--- START Material to process ---

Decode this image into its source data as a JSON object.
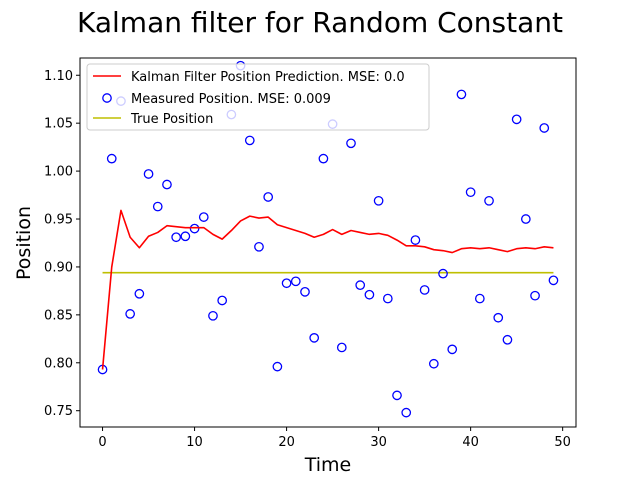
{
  "chart_data": {
    "type": "line",
    "title": "Kalman filter for Random Constant",
    "xlabel": "Time",
    "ylabel": "Position",
    "xlim": [
      -2.45,
      51.45
    ],
    "ylim": [
      0.733,
      1.118
    ],
    "xticks": [
      0,
      10,
      20,
      30,
      40,
      50
    ],
    "yticks": [
      0.75,
      0.8,
      0.85,
      0.9,
      0.95,
      1.0,
      1.05,
      1.1
    ],
    "grid": false,
    "legend_position": "top-left",
    "series": [
      {
        "name": "Kalman Filter Position Prediction. MSE: 0.0",
        "kind": "line",
        "color": "#ff0000",
        "x": [
          0,
          1,
          2,
          3,
          4,
          5,
          6,
          7,
          8,
          9,
          10,
          11,
          12,
          13,
          14,
          15,
          16,
          17,
          18,
          19,
          20,
          21,
          22,
          23,
          24,
          25,
          26,
          27,
          28,
          29,
          30,
          31,
          32,
          33,
          34,
          35,
          36,
          37,
          38,
          39,
          40,
          41,
          42,
          43,
          44,
          45,
          46,
          47,
          48,
          49
        ],
        "y": [
          0.793,
          0.9,
          0.959,
          0.931,
          0.92,
          0.932,
          0.936,
          0.943,
          0.942,
          0.941,
          0.941,
          0.941,
          0.934,
          0.929,
          0.938,
          0.948,
          0.953,
          0.951,
          0.952,
          0.944,
          0.941,
          0.938,
          0.935,
          0.931,
          0.934,
          0.939,
          0.934,
          0.938,
          0.936,
          0.934,
          0.935,
          0.933,
          0.928,
          0.922,
          0.922,
          0.921,
          0.918,
          0.917,
          0.915,
          0.919,
          0.92,
          0.919,
          0.92,
          0.918,
          0.916,
          0.919,
          0.92,
          0.919,
          0.921,
          0.92
        ]
      },
      {
        "name": "Measured Position. MSE: 0.009",
        "kind": "scatter",
        "color": "#0000ff",
        "x": [
          0,
          1,
          2,
          3,
          4,
          5,
          6,
          7,
          8,
          9,
          10,
          11,
          12,
          13,
          14,
          15,
          16,
          17,
          18,
          19,
          20,
          21,
          22,
          23,
          24,
          25,
          26,
          27,
          28,
          29,
          30,
          31,
          32,
          33,
          34,
          35,
          36,
          37,
          38,
          39,
          40,
          41,
          42,
          43,
          44,
          45,
          46,
          47,
          48,
          49
        ],
        "y": [
          0.793,
          1.013,
          1.073,
          0.851,
          0.872,
          0.997,
          0.963,
          0.986,
          0.931,
          0.932,
          0.94,
          0.952,
          0.849,
          0.865,
          1.059,
          1.11,
          1.032,
          0.921,
          0.973,
          0.796,
          0.883,
          0.885,
          0.874,
          0.826,
          1.013,
          1.049,
          0.816,
          1.029,
          0.881,
          0.871,
          0.969,
          0.867,
          0.766,
          0.748,
          0.928,
          0.876,
          0.799,
          0.893,
          0.814,
          1.08,
          0.978,
          0.867,
          0.969,
          0.847,
          0.824,
          1.054,
          0.95,
          0.87,
          1.045,
          0.886
        ]
      },
      {
        "name": "True Position",
        "kind": "line",
        "color": "#bfbf00",
        "x": [
          0,
          49
        ],
        "y": [
          0.894,
          0.894
        ]
      }
    ]
  }
}
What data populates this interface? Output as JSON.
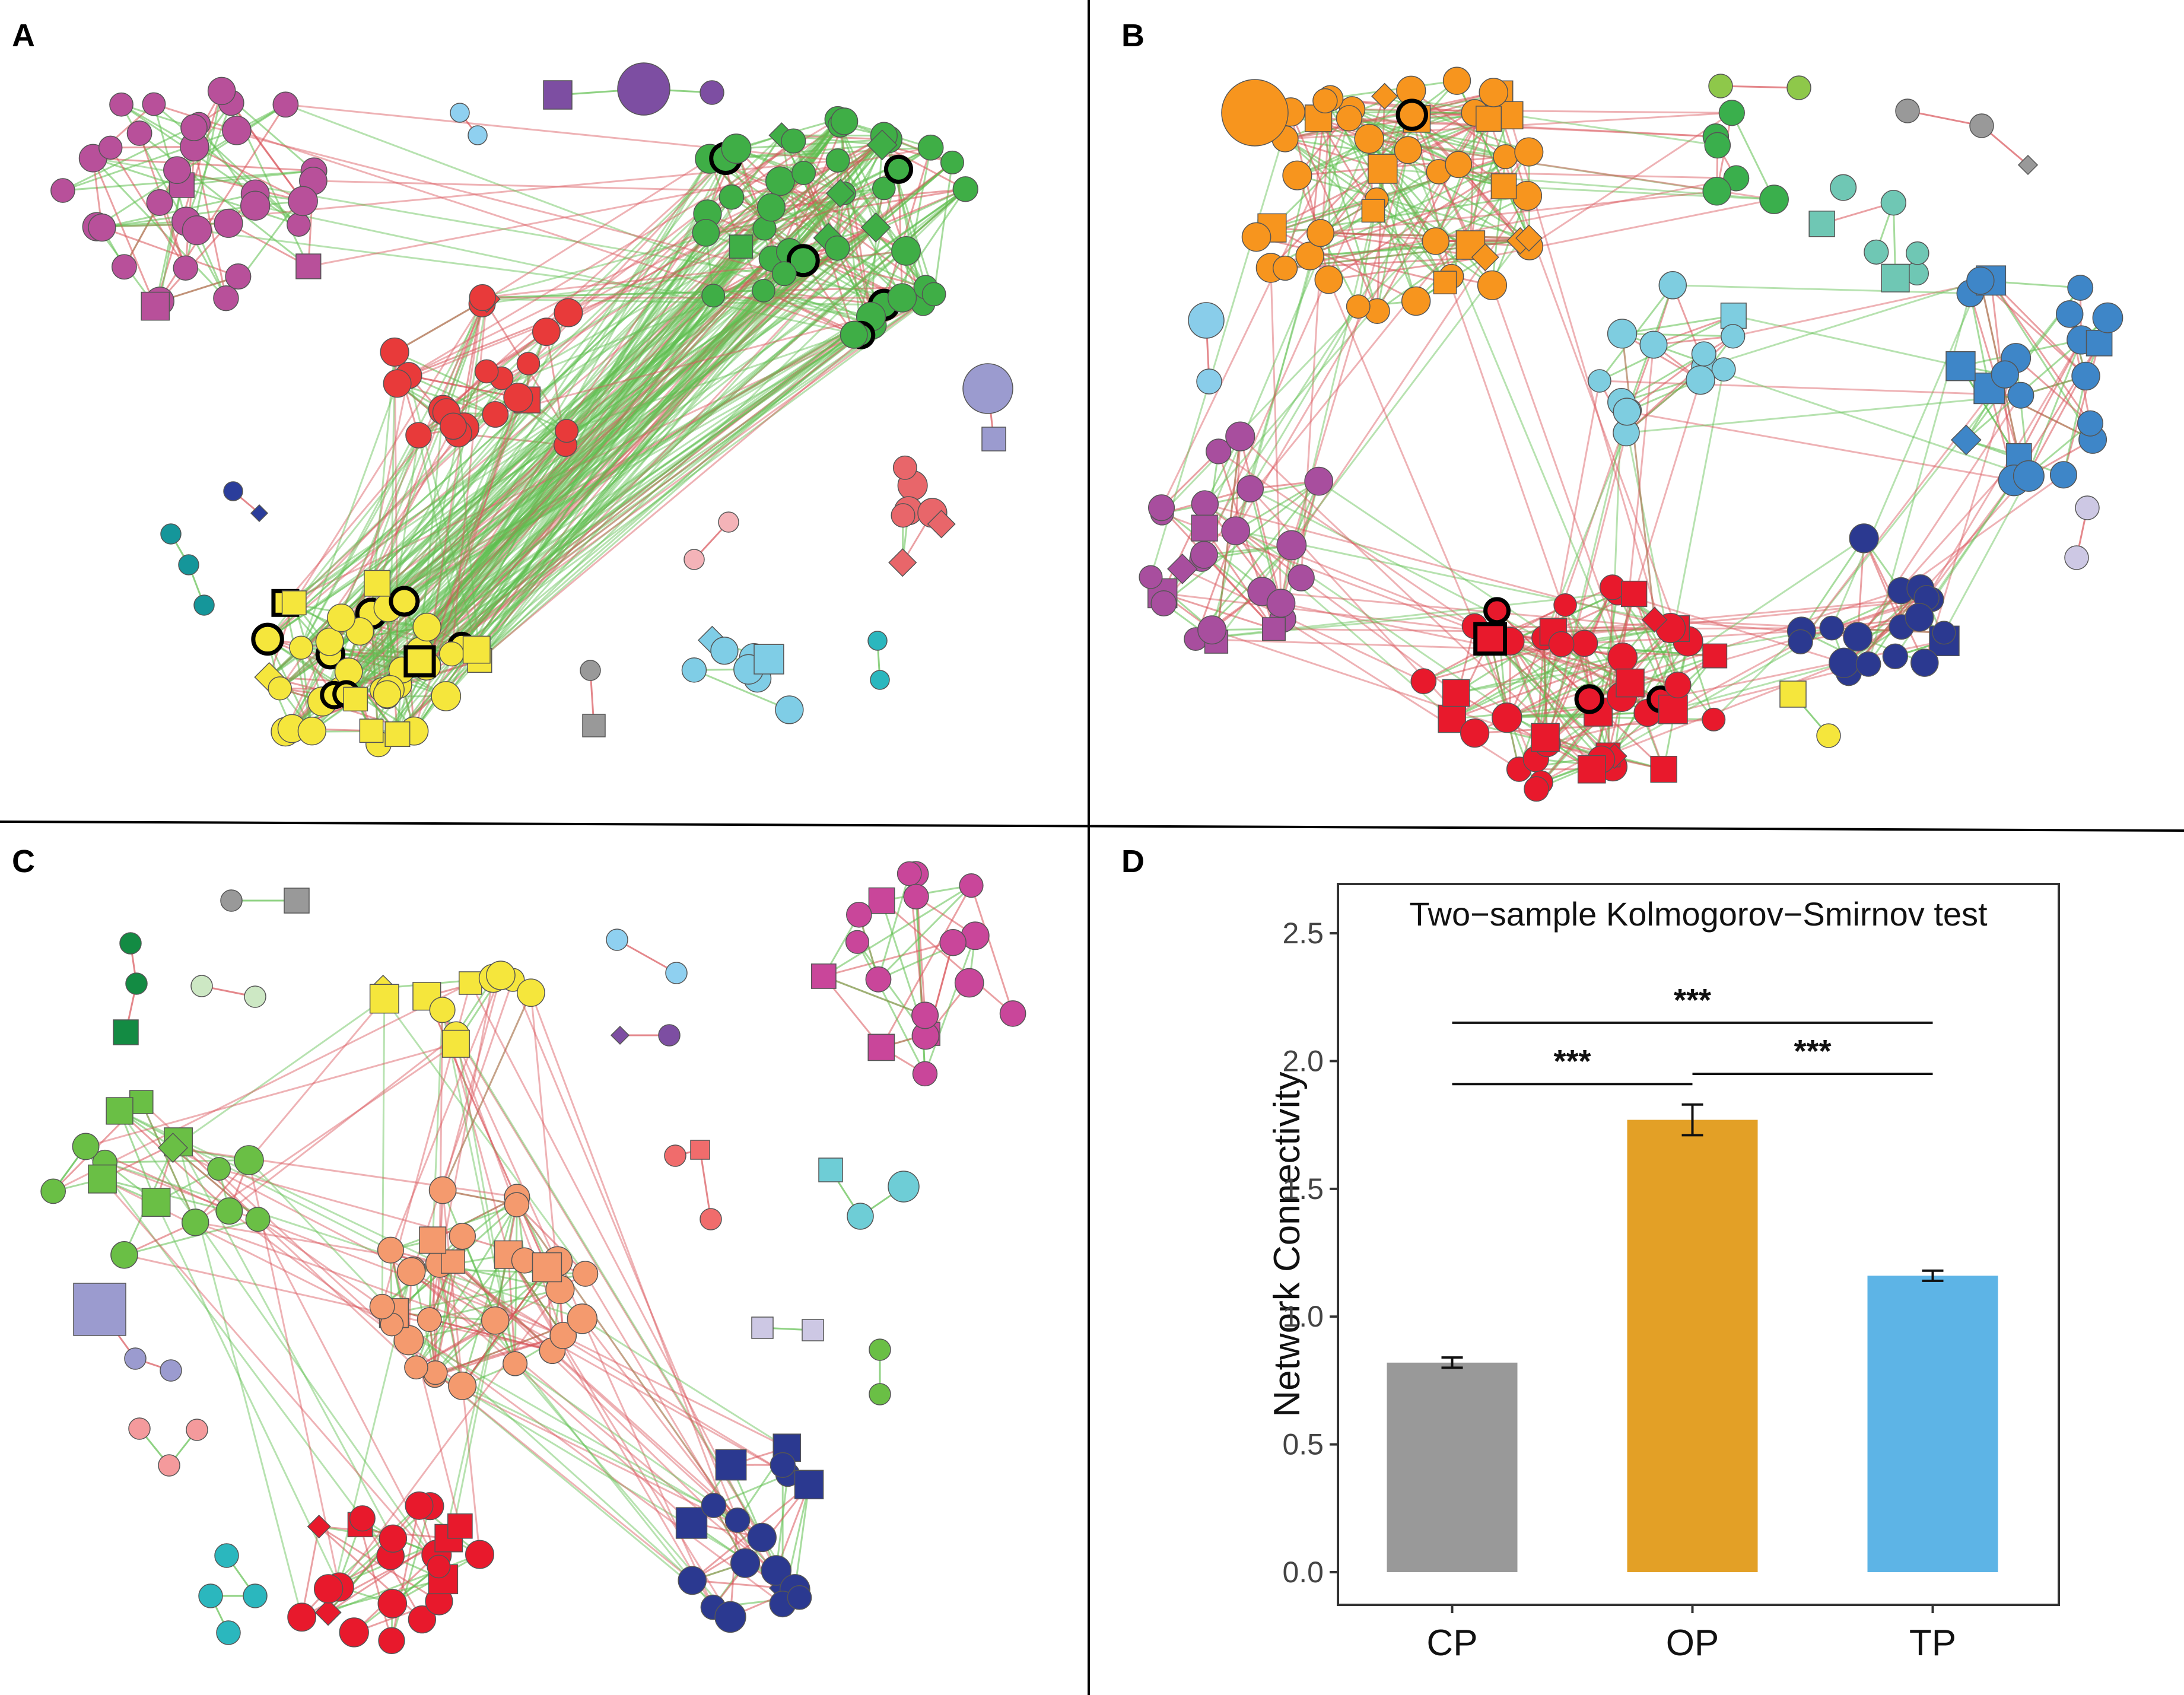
{
  "panels": {
    "a": {
      "label": "A"
    },
    "b": {
      "label": "B"
    },
    "c": {
      "label": "C"
    },
    "d": {
      "label": "D"
    }
  },
  "colors": {
    "edge_pos": "#5fbf4f",
    "edge_neg": "#d9545a",
    "node_stroke": "#555555",
    "highlight_stroke": "#000000",
    "cp": "#999999",
    "op": "#e3a026",
    "tp": "#5db4e6"
  },
  "chart_data": {
    "type": "bar",
    "title": "Two−sample Kolmogorov−Smirnov test",
    "xlabel": "",
    "ylabel": "Network Connectivity",
    "categories": [
      "CP",
      "OP",
      "TP"
    ],
    "values": [
      0.82,
      1.77,
      1.16
    ],
    "errors": [
      0.02,
      0.06,
      0.02
    ],
    "ylim": [
      0,
      2.6
    ],
    "yticks": [
      0.0,
      0.5,
      1.0,
      1.5,
      2.0,
      2.5
    ],
    "ytick_labels": [
      "0.0",
      "0.5",
      "1.0",
      "1.5",
      "2.0",
      "2.5"
    ],
    "significance": [
      {
        "from": "CP",
        "to": "OP",
        "label": "***",
        "y": 1.91
      },
      {
        "from": "OP",
        "to": "TP",
        "label": "***",
        "y": 1.95
      },
      {
        "from": "CP",
        "to": "TP",
        "label": "***",
        "y": 2.15
      }
    ]
  }
}
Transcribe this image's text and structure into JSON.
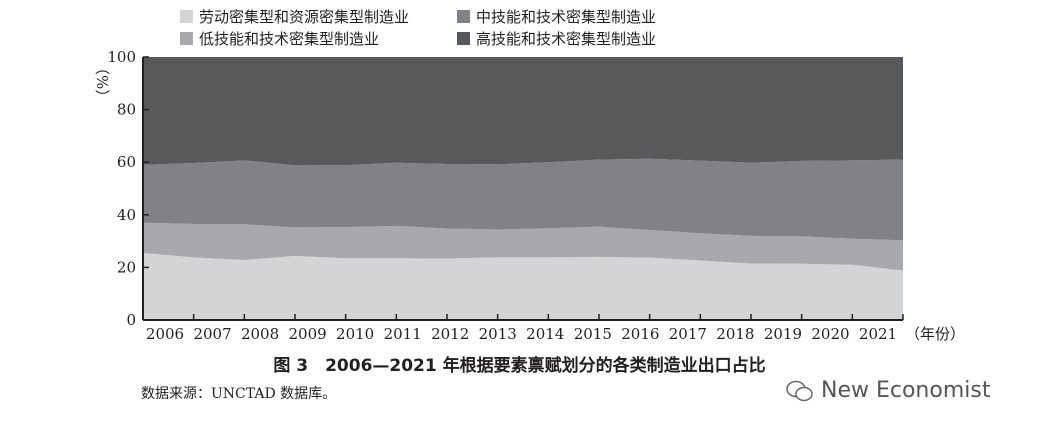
{
  "chart_data": {
    "type": "area",
    "stacked": true,
    "title": "图 3　2006—2021 年根据要素禀赋划分的各类制造业出口占比",
    "xlabel": "（年份）",
    "ylabel": "（%）",
    "ylim": [
      0,
      100
    ],
    "yticks": [
      "0",
      "20",
      "40",
      "60",
      "80",
      "100"
    ],
    "categories": [
      "2006",
      "2007",
      "2008",
      "2009",
      "2010",
      "2011",
      "2012",
      "2013",
      "2014",
      "2015",
      "2016",
      "2017",
      "2018",
      "2019",
      "2020",
      "2021"
    ],
    "series": [
      {
        "name": "劳动密集型和资源密集型制造业",
        "color": "#d3d4d6",
        "values": [
          25.5,
          23.8,
          22.8,
          24.4,
          23.5,
          23.5,
          23.4,
          23.8,
          23.8,
          24.0,
          23.7,
          22.6,
          21.5,
          21.4,
          21.0,
          18.8
        ]
      },
      {
        "name": "低技能和技术密集型制造业",
        "color": "#a8a9ac",
        "values": [
          11.5,
          12.7,
          13.6,
          10.8,
          11.8,
          12.3,
          11.4,
          10.6,
          11.1,
          11.5,
          10.5,
          10.4,
          10.5,
          10.4,
          9.9,
          11.5
        ]
      },
      {
        "name": "中技能和技术密集型制造业",
        "color": "#808285",
        "values": [
          22.0,
          23.2,
          24.3,
          23.6,
          23.6,
          24.0,
          24.5,
          24.8,
          25.1,
          25.5,
          27.1,
          27.6,
          27.8,
          28.7,
          29.8,
          30.7
        ]
      },
      {
        "name": "高技能和技术密集型制造业",
        "color": "#58595b",
        "values": [
          41.0,
          40.3,
          39.3,
          41.2,
          41.1,
          40.2,
          40.7,
          40.8,
          40.0,
          39.0,
          38.7,
          39.4,
          40.2,
          39.5,
          39.3,
          39.0
        ]
      }
    ]
  },
  "source": "数据来源：UNCTAD 数据库。",
  "watermark": "New Economist"
}
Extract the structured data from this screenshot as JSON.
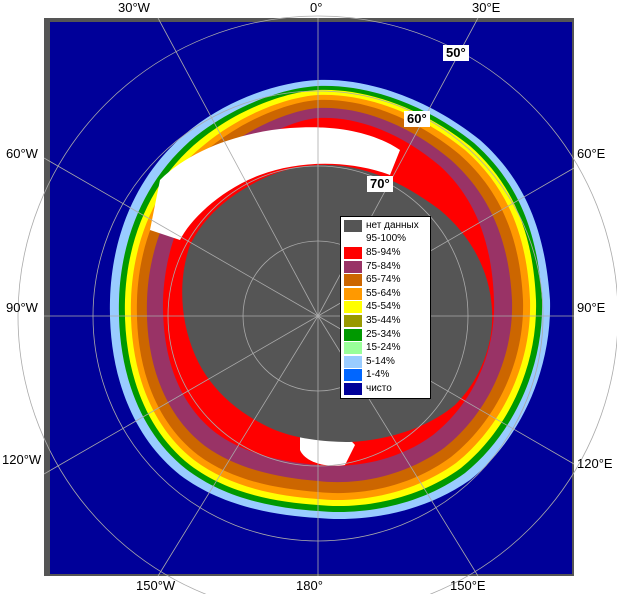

--- END Material to process ---

[Requirements]:
Identify each line containing the string "this" and copy it out.

[Answer to the task]:
Decode this image into its source data as a JSON object.
What data populates this interface? Output as JSON.
Transcribe this image's text and structure into JSON.
Extract the structured data from this screenshot as JSON.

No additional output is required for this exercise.